**Records for this exercise**
╭──
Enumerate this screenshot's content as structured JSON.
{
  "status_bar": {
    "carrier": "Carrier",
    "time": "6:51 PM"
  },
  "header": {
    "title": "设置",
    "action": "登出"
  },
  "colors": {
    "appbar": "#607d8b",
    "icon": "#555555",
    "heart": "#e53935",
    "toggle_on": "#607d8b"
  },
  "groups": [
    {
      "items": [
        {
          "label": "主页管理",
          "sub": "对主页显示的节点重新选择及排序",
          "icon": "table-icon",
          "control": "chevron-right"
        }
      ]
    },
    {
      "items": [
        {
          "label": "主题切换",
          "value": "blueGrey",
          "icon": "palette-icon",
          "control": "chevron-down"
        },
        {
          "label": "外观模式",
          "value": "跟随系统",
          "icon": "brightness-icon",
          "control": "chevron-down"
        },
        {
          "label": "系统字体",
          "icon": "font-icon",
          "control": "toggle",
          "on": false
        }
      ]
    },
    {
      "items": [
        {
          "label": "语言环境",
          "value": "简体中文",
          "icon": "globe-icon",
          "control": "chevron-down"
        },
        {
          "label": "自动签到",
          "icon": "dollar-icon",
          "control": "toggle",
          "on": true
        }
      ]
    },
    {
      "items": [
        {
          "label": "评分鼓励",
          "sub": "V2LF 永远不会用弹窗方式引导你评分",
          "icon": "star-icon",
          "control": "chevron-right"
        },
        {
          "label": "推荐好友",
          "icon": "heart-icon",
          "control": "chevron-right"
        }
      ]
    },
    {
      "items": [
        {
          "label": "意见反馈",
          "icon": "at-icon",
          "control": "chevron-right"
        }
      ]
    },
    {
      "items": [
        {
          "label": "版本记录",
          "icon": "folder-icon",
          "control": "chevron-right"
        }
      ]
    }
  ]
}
╰──
╭──
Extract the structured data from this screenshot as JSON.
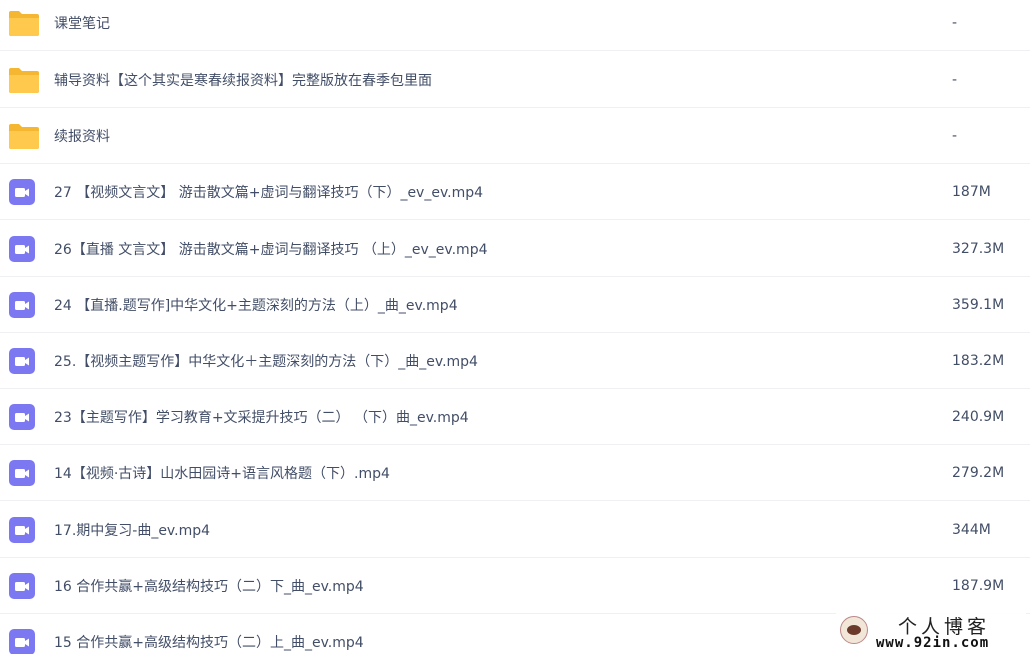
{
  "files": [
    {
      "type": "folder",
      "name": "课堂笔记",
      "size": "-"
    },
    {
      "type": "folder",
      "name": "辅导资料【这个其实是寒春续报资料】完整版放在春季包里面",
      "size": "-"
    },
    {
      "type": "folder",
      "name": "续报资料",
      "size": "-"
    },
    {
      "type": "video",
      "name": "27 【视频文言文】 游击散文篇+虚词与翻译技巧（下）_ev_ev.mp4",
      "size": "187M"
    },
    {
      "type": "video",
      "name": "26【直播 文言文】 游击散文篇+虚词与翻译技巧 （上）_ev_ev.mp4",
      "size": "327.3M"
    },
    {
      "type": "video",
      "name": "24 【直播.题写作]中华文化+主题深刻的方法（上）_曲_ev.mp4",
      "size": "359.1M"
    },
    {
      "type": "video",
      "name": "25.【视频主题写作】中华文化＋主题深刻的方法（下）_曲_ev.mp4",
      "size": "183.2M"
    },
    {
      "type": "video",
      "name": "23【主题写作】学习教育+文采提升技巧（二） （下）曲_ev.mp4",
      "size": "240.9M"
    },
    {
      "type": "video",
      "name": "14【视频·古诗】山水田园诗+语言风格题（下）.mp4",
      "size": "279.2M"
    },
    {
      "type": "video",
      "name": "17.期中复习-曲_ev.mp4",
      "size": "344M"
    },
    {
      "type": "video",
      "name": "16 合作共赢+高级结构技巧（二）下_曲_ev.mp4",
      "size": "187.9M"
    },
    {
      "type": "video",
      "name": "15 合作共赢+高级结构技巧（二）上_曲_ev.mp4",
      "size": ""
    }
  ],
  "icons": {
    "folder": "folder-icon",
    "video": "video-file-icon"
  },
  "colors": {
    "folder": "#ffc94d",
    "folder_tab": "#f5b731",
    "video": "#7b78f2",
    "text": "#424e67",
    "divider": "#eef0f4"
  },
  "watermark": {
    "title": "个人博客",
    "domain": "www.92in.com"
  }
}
╰──
**Exercise description**
Among the lines above, how many contain the string "structured"? State the number alone.

**Final answer**
2